### Given task
Scan the data below and pick out the lines containing the word "Principales".

### Data for this task

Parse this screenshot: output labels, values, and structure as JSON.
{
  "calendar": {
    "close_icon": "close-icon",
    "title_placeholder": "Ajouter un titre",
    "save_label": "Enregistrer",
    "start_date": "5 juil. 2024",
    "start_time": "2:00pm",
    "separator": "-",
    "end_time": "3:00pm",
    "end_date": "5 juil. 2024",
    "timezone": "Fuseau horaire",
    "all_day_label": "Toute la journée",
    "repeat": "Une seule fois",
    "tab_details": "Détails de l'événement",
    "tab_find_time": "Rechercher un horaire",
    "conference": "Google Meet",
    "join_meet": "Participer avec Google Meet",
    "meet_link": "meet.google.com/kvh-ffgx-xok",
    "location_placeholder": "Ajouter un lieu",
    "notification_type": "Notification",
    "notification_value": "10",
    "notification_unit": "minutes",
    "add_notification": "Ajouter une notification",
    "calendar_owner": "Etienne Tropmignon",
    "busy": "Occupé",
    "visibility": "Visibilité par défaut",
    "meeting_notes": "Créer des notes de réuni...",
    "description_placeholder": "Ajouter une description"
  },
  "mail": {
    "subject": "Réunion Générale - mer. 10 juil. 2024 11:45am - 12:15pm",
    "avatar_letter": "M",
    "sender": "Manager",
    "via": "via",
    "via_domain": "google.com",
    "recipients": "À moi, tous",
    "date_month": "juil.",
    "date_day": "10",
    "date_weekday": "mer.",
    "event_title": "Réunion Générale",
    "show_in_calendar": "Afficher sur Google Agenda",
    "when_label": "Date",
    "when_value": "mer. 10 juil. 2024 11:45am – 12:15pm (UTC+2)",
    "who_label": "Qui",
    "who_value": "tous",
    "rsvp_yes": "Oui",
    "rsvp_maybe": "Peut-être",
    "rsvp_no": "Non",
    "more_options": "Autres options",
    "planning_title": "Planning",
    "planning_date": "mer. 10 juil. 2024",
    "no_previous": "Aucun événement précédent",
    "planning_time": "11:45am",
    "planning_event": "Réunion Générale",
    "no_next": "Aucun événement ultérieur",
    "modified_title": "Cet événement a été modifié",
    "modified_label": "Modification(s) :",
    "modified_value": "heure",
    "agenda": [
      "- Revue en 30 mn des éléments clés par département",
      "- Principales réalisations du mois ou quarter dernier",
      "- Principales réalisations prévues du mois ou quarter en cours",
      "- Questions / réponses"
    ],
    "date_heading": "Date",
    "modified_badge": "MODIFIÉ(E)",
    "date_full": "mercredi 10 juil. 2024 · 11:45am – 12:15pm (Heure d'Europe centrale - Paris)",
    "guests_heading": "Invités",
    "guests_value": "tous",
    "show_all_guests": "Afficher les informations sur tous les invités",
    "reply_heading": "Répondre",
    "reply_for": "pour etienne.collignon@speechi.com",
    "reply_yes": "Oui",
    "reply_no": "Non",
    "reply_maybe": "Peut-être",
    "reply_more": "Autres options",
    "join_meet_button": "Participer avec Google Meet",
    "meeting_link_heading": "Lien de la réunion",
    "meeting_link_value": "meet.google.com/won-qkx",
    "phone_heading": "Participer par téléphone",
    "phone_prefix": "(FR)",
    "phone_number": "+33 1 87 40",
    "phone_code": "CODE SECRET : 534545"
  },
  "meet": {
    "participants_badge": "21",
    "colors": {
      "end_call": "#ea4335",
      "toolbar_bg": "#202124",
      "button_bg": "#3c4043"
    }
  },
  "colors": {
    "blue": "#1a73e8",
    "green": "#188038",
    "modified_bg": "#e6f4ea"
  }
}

### Finished task
      "- Principales réalisations du mois ou quarter dernier",
      "- Principales réalisations prévues du mois ou quarter en cours",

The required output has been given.